## Requirement
In the listing that follows, how many lines contain "Free"? Give the number only.

━━ Data entries ━━

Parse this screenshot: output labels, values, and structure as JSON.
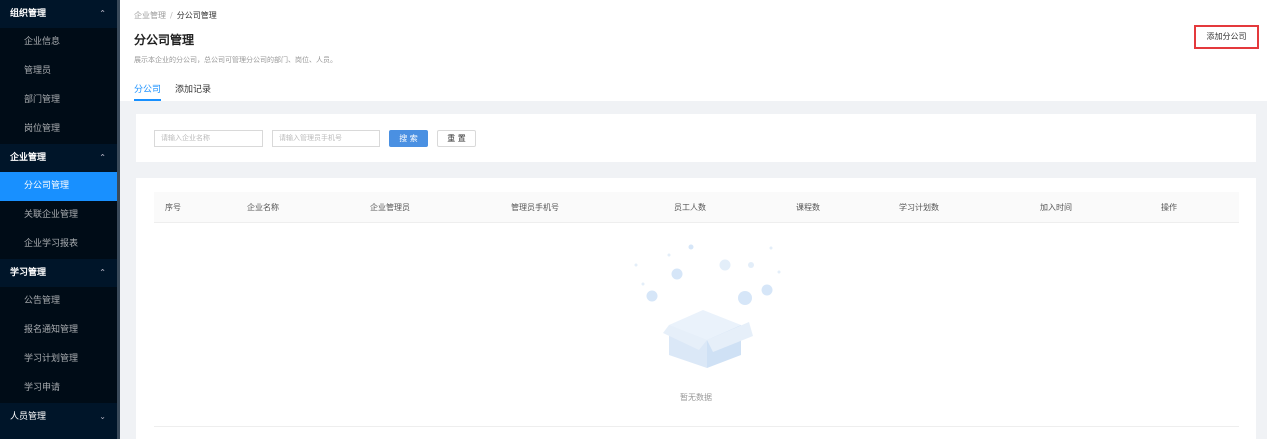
{
  "sidebar": {
    "groups": [
      {
        "label": "组织管理",
        "items": [
          "企业信息",
          "管理员",
          "部门管理",
          "岗位管理"
        ]
      },
      {
        "label": "企业管理",
        "items": [
          "分公司管理",
          "关联企业管理",
          "企业学习报表"
        ]
      },
      {
        "label": "学习管理",
        "items": [
          "公告管理",
          "报名通知管理",
          "学习计划管理",
          "学习申请"
        ]
      },
      {
        "label": "人员管理",
        "items": []
      }
    ],
    "active_item": "分公司管理"
  },
  "breadcrumb": {
    "parent": "企业管理",
    "separator": "/",
    "current": "分公司管理"
  },
  "page": {
    "title": "分公司管理",
    "description": "展示本企业的分公司，总公司可管理分公司的部门、岗位、人员。",
    "add_button": "添加分公司"
  },
  "tabs": [
    {
      "label": "分公司",
      "active": true
    },
    {
      "label": "添加记录",
      "active": false
    }
  ],
  "filters": {
    "company_name_placeholder": "请输入企业名称",
    "admin_phone_placeholder": "请输入管理员手机号",
    "search_button": "搜 索",
    "reset_button": "重 置"
  },
  "table": {
    "columns": [
      "序号",
      "企业名称",
      "企业管理员",
      "管理员手机号",
      "员工人数",
      "课程数",
      "学习计划数",
      "加入时间",
      "操作"
    ],
    "rows": [],
    "empty_text": "暂无数据"
  },
  "colors": {
    "sidebar_bg": "#001529",
    "accent": "#1890ff",
    "highlight_border": "#e4393c"
  }
}
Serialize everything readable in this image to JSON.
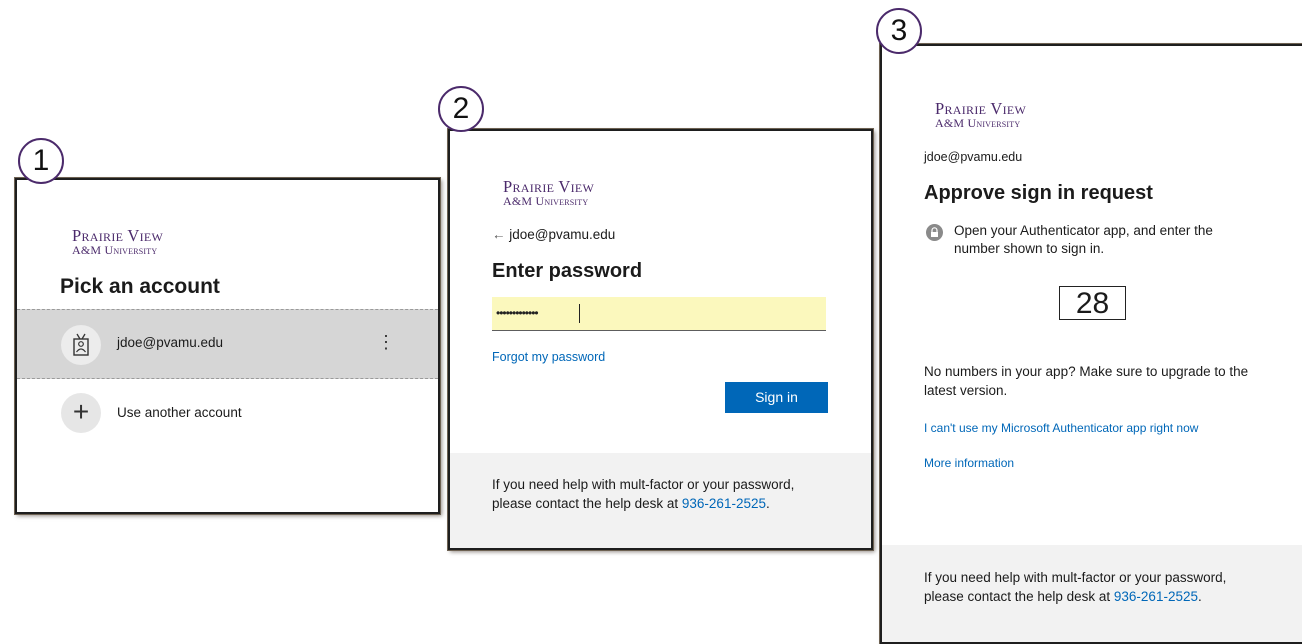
{
  "steps": [
    "1",
    "2",
    "3"
  ],
  "logo": {
    "line1": "Prairie View",
    "line2": "A&M University"
  },
  "panel1": {
    "title": "Pick an account",
    "account_email": "jdoe@pvamu.edu",
    "more_icon": "⋮",
    "add_icon": "+",
    "other_account_label": "Use another account"
  },
  "panel2": {
    "back_arrow": "←",
    "email": "jdoe@pvamu.edu",
    "title": "Enter password",
    "password_value": "•••••••••••••",
    "forgot_label": "Forgot my password",
    "signin_label": "Sign in",
    "footer_text": "If you need help with mult-factor or your password, please contact the help desk at",
    "footer_phone": "936-261-2525",
    "footer_end": "."
  },
  "panel3": {
    "email": "jdoe@pvamu.edu",
    "title": "Approve sign in request",
    "instruction": "Open your Authenticator app, and enter the number shown to sign in.",
    "number": "28",
    "no_numbers_text": "No numbers in your app? Make sure to upgrade to the latest version.",
    "cant_use_label": "I can't use my Microsoft Authenticator app right now",
    "more_info_label": "More information",
    "footer_text": "If you need help with mult-factor or your password, please contact the help desk at",
    "footer_phone": "936-261-2525",
    "footer_end": "."
  },
  "colors": {
    "brand_purple": "#4b2a6b",
    "link_blue": "#0067b8",
    "button_blue": "#0067b8",
    "input_yellow": "#fbf8bd"
  }
}
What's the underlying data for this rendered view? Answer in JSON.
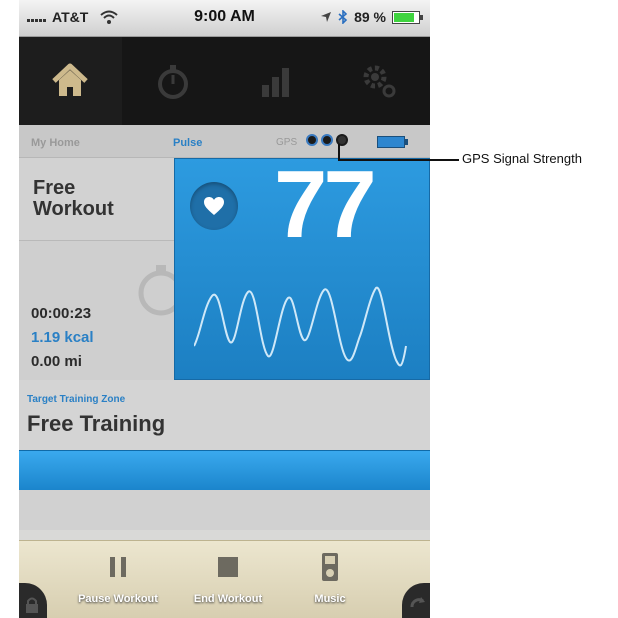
{
  "status_bar": {
    "carrier": "AT&T",
    "time": "9:00 AM",
    "battery": "89 %",
    "battery_fraction": 0.89
  },
  "nav": {
    "items": [
      {
        "icon": "home-icon",
        "active": true
      },
      {
        "icon": "stopwatch-icon",
        "active": false
      },
      {
        "icon": "bar-chart-icon",
        "active": false
      },
      {
        "icon": "gears-icon",
        "active": false
      }
    ]
  },
  "tabs": {
    "home": "My Home",
    "pulse": "Pulse",
    "gps_label": "GPS"
  },
  "workout": {
    "title": "Free\nWorkout",
    "elapsed": "00:00:23",
    "calories": "1.19 kcal",
    "distance": "0.00 mi"
  },
  "pulse": {
    "bpm": "77"
  },
  "zone": {
    "label": "Target Training Zone",
    "value": "Free Training"
  },
  "toolbar": {
    "pause": "Pause Workout",
    "end": "End Workout",
    "music": "Music"
  },
  "annotation": {
    "gps": "GPS Signal Strength"
  },
  "colors": {
    "accent_blue": "#2a80c5",
    "pulse_blue": "#1c7fc2",
    "nav_black": "#161616"
  }
}
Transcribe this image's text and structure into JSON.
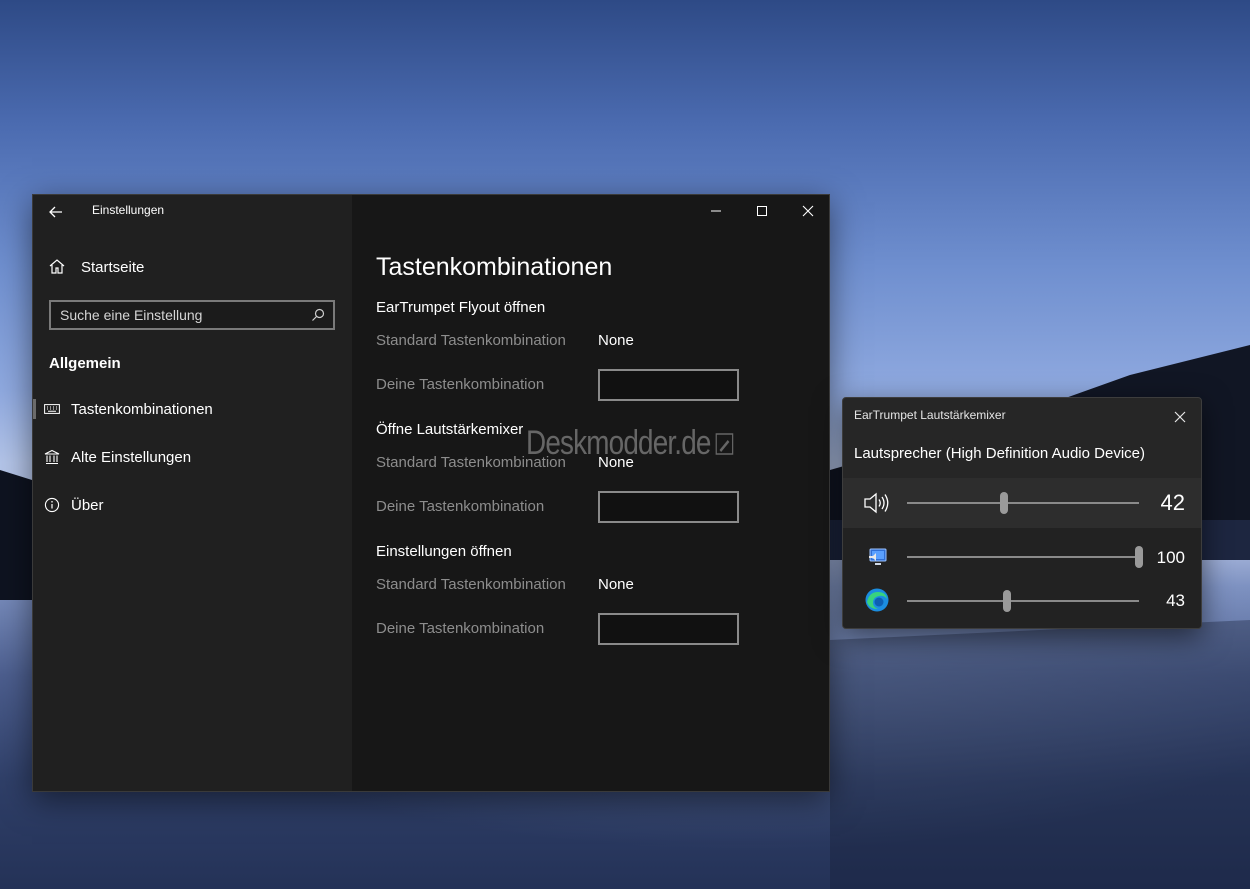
{
  "settings": {
    "window_title": "Einstellungen",
    "nav": {
      "home_label": "Startseite",
      "search_placeholder": "Suche eine Einstellung",
      "section_label": "Allgemein",
      "items": [
        {
          "label": "Tastenkombinationen",
          "icon": "keyboard-icon",
          "active": true
        },
        {
          "label": "Alte Einstellungen",
          "icon": "bank-icon",
          "active": false
        },
        {
          "label": "Über",
          "icon": "info-icon",
          "active": false
        }
      ]
    },
    "page_title": "Tastenkombinationen",
    "groups": [
      {
        "title": "EarTrumpet Flyout öffnen",
        "default_label": "Standard Tastenkombination",
        "default_value": "None",
        "custom_label": "Deine Tastenkombination",
        "custom_value": ""
      },
      {
        "title": "Öffne Lautstärkemixer",
        "default_label": "Standard Tastenkombination",
        "default_value": "None",
        "custom_label": "Deine Tastenkombination",
        "custom_value": ""
      },
      {
        "title": "Einstellungen öffnen",
        "default_label": "Standard Tastenkombination",
        "default_value": "None",
        "custom_label": "Deine Tastenkombination",
        "custom_value": ""
      }
    ]
  },
  "watermark": {
    "text": "Deskmodder.de"
  },
  "mixer": {
    "title": "EarTrumpet Lautstärkemixer",
    "device_name": "Lautsprecher (High Definition Audio Device)",
    "device_volume": 42,
    "apps": [
      {
        "icon": "system-sounds-icon",
        "volume": 100
      },
      {
        "icon": "edge-browser-icon",
        "volume": 43
      }
    ]
  },
  "colors": {
    "accent": "#8a8a8a",
    "window_bg": "#1f1f1f",
    "content_bg": "#171717",
    "text": "#ffffff",
    "muted_text": "#8d8d8d"
  }
}
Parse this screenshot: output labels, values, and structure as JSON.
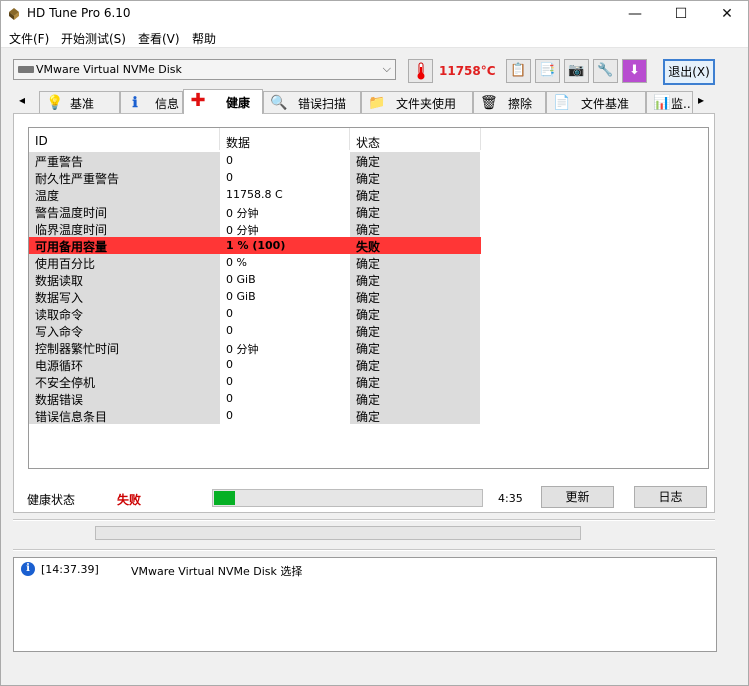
{
  "window": {
    "title": "HD Tune Pro 6.10",
    "controls": {
      "minimize": "—",
      "maximize": "☐",
      "close": "✕"
    }
  },
  "menu": [
    "文件(F)",
    "开始测试(S)",
    "查看(V)",
    "帮助"
  ],
  "toolbar": {
    "drive": "VMware Virtual NVMe Disk",
    "temperature": "11758°C",
    "exit_label": "退出(X)",
    "icons": [
      "thermometer-icon",
      "copy-text-icon",
      "copy-screenshot-icon",
      "camera-icon",
      "options-icon",
      "save-icon"
    ]
  },
  "tabs": [
    {
      "label": "基准",
      "icon": "info-bulb-icon",
      "glyph": "💡"
    },
    {
      "label": "信息",
      "icon": "info-icon",
      "glyph": "ℹ"
    },
    {
      "label": "健康",
      "icon": "health-cross-icon",
      "glyph": "✚",
      "active": true
    },
    {
      "label": "错误扫描",
      "icon": "search-icon",
      "glyph": "🔍"
    },
    {
      "label": "文件夹使用",
      "icon": "folder-icon",
      "glyph": "📁"
    },
    {
      "label": "擦除",
      "icon": "trash-icon",
      "glyph": "🗑"
    },
    {
      "label": "文件基准",
      "icon": "file-bench-icon",
      "glyph": "📄"
    },
    {
      "label": "监..",
      "icon": "monitor-icon",
      "glyph": "📊"
    }
  ],
  "health_table": {
    "headers": [
      "ID",
      "数据",
      "状态"
    ],
    "rows": [
      {
        "id": "严重警告",
        "data": "0",
        "status": "确定"
      },
      {
        "id": "耐久性严重警告",
        "data": "0",
        "status": "确定"
      },
      {
        "id": "温度",
        "data": "11758.8 C",
        "status": "确定"
      },
      {
        "id": "警告温度时间",
        "data": "0 分钟",
        "status": "确定"
      },
      {
        "id": "临界温度时间",
        "data": "0 分钟",
        "status": "确定"
      },
      {
        "id": "可用备用容量",
        "data": "1 % (100)",
        "status": "失败",
        "fail": true
      },
      {
        "id": "使用百分比",
        "data": "0 %",
        "status": "确定"
      },
      {
        "id": "数据读取",
        "data": "0 GiB",
        "status": "确定"
      },
      {
        "id": "数据写入",
        "data": "0 GiB",
        "status": "确定"
      },
      {
        "id": "读取命令",
        "data": "0",
        "status": "确定"
      },
      {
        "id": "写入命令",
        "data": "0",
        "status": "确定"
      },
      {
        "id": "控制器繁忙时间",
        "data": "0 分钟",
        "status": "确定"
      },
      {
        "id": "电源循环",
        "data": "0",
        "status": "确定"
      },
      {
        "id": "不安全停机",
        "data": "0",
        "status": "确定"
      },
      {
        "id": "数据错误",
        "data": "0",
        "status": "确定"
      },
      {
        "id": "错误信息条目",
        "data": "0",
        "status": "确定"
      }
    ]
  },
  "health_status": {
    "label": "健康状态",
    "value": "失败",
    "progress_fraction": 0.08,
    "time": "4:35",
    "refresh_label": "更新",
    "log_label": "日志"
  },
  "log": {
    "entries": [
      {
        "time": "[14:37.39]",
        "message": "VMware Virtual NVMe Disk 选择"
      }
    ]
  },
  "colors": {
    "fail_row": "#ff3636",
    "fail_text": "#cc0000",
    "temp_text": "#e02020",
    "progress": "#06b025"
  }
}
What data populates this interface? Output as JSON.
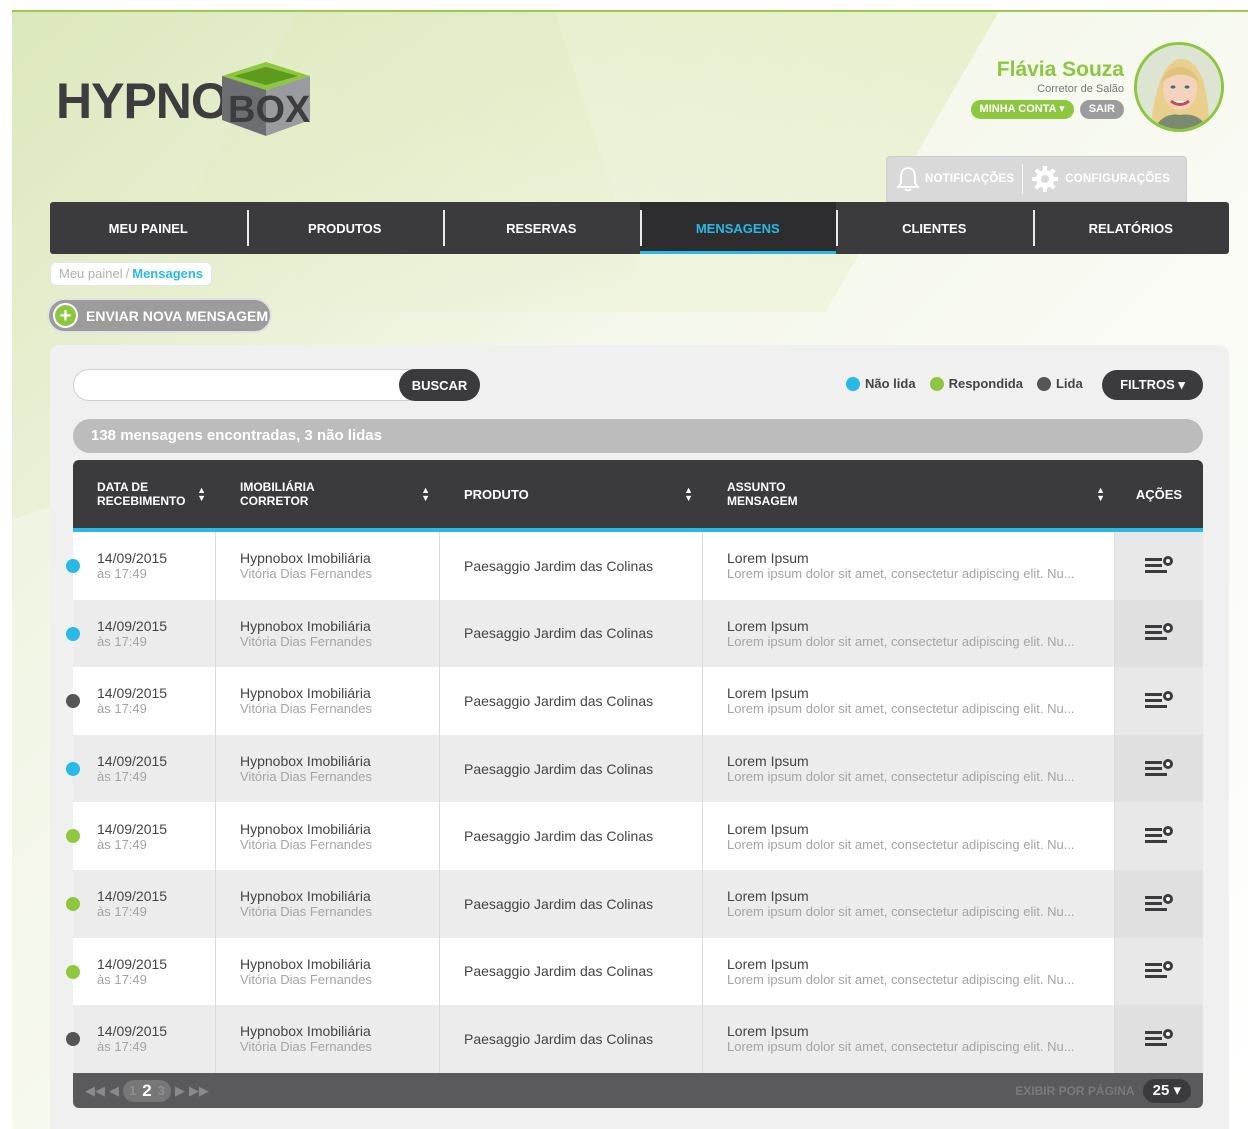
{
  "brand": {
    "logo_left": "HYPNO",
    "logo_right": "BOX"
  },
  "user": {
    "name": "Flávia Souza",
    "role": "Corretor de Salão",
    "my_account": "MINHA CONTA ▾",
    "logout": "SAIR"
  },
  "tools": {
    "notifications": "NOTIFICAÇÕES",
    "settings": "CONFIGURAÇÕES"
  },
  "nav": {
    "items": [
      {
        "label": "MEU PAINEL"
      },
      {
        "label": "PRODUTOS"
      },
      {
        "label": "RESERVAS"
      },
      {
        "label": "MENSAGENS"
      },
      {
        "label": "CLIENTES"
      },
      {
        "label": "RELATÓRIOS"
      }
    ],
    "active": "MENSAGENS"
  },
  "breadcrumb": {
    "root": "Meu painel",
    "sep": "/",
    "current": "Mensagens"
  },
  "new_message": {
    "label": "ENVIAR NOVA MENSAGEM"
  },
  "search": {
    "value": "",
    "placeholder": "",
    "button": "BUSCAR"
  },
  "legend": [
    {
      "label": "Não lida",
      "color": "#29b9e6"
    },
    {
      "label": "Respondida",
      "color": "#8dc63f"
    },
    {
      "label": "Lida",
      "color": "#555557"
    }
  ],
  "filters": {
    "label": "FILTROS ▾"
  },
  "summary": "138 mensagens encontradas, 3 não lidas",
  "table": {
    "headers": {
      "date_line1": "DATA DE",
      "date_line2": "RECEBIMENTO",
      "agency_line1": "IMOBILIÁRIA",
      "agency_line2": "CORRETOR",
      "product": "PRODUTO",
      "subject_line1": "ASSUNTO",
      "subject_line2": "MENSAGEM",
      "actions": "AÇÕES"
    },
    "rows": [
      {
        "status_color": "#29b9e6",
        "date": "14/09/2015",
        "time": "às 17:49",
        "agency": "Hypnobox Imobiliária",
        "broker": "Vitória Dias Fernandes",
        "product": "Paesaggio Jardim das Colinas",
        "subject": "Lorem Ipsum",
        "message": "Lorem ipsum dolor sit amet, consectetur adipiscing elit. Nu..."
      },
      {
        "status_color": "#29b9e6",
        "date": "14/09/2015",
        "time": "às 17:49",
        "agency": "Hypnobox Imobiliária",
        "broker": "Vitória Dias Fernandes",
        "product": "Paesaggio Jardim das Colinas",
        "subject": "Lorem Ipsum",
        "message": "Lorem ipsum dolor sit amet, consectetur adipiscing elit. Nu..."
      },
      {
        "status_color": "#555557",
        "date": "14/09/2015",
        "time": "às 17:49",
        "agency": "Hypnobox Imobiliária",
        "broker": "Vitória Dias Fernandes",
        "product": "Paesaggio Jardim das Colinas",
        "subject": "Lorem Ipsum",
        "message": "Lorem ipsum dolor sit amet, consectetur adipiscing elit. Nu..."
      },
      {
        "status_color": "#29b9e6",
        "date": "14/09/2015",
        "time": "às 17:49",
        "agency": "Hypnobox Imobiliária",
        "broker": "Vitória Dias Fernandes",
        "product": "Paesaggio Jardim das Colinas",
        "subject": "Lorem Ipsum",
        "message": "Lorem ipsum dolor sit amet, consectetur adipiscing elit. Nu..."
      },
      {
        "status_color": "#8dc63f",
        "date": "14/09/2015",
        "time": "às 17:49",
        "agency": "Hypnobox Imobiliária",
        "broker": "Vitória Dias Fernandes",
        "product": "Paesaggio Jardim das Colinas",
        "subject": "Lorem Ipsum",
        "message": "Lorem ipsum dolor sit amet, consectetur adipiscing elit. Nu..."
      },
      {
        "status_color": "#8dc63f",
        "date": "14/09/2015",
        "time": "às 17:49",
        "agency": "Hypnobox Imobiliária",
        "broker": "Vitória Dias Fernandes",
        "product": "Paesaggio Jardim das Colinas",
        "subject": "Lorem Ipsum",
        "message": "Lorem ipsum dolor sit amet, consectetur adipiscing elit. Nu..."
      },
      {
        "status_color": "#8dc63f",
        "date": "14/09/2015",
        "time": "às 17:49",
        "agency": "Hypnobox Imobiliária",
        "broker": "Vitória Dias Fernandes",
        "product": "Paesaggio Jardim das Colinas",
        "subject": "Lorem Ipsum",
        "message": "Lorem ipsum dolor sit amet, consectetur adipiscing elit. Nu..."
      },
      {
        "status_color": "#555557",
        "date": "14/09/2015",
        "time": "às 17:49",
        "agency": "Hypnobox Imobiliária",
        "broker": "Vitória Dias Fernandes",
        "product": "Paesaggio Jardim das Colinas",
        "subject": "Lorem Ipsum",
        "message": "Lorem ipsum dolor sit amet, consectetur adipiscing elit. Nu..."
      }
    ]
  },
  "pagination": {
    "first": "◀◀",
    "prev": "◀",
    "pages": [
      "1",
      "2",
      "3"
    ],
    "current": "2",
    "next": "▶",
    "last": "▶▶",
    "per_page_label": "EXIBIR POR PÁGINA",
    "per_page": "25 ▾"
  },
  "colors": {
    "accent_blue": "#29b9e6",
    "accent_green": "#8dc63f",
    "dark": "#3b3b3d"
  },
  "icons": {
    "action": "list-settings-icon",
    "notifications": "bell-icon",
    "settings": "gear-icon",
    "sort": "sort-arrows-icon"
  }
}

━━━

## Solution to the problem
2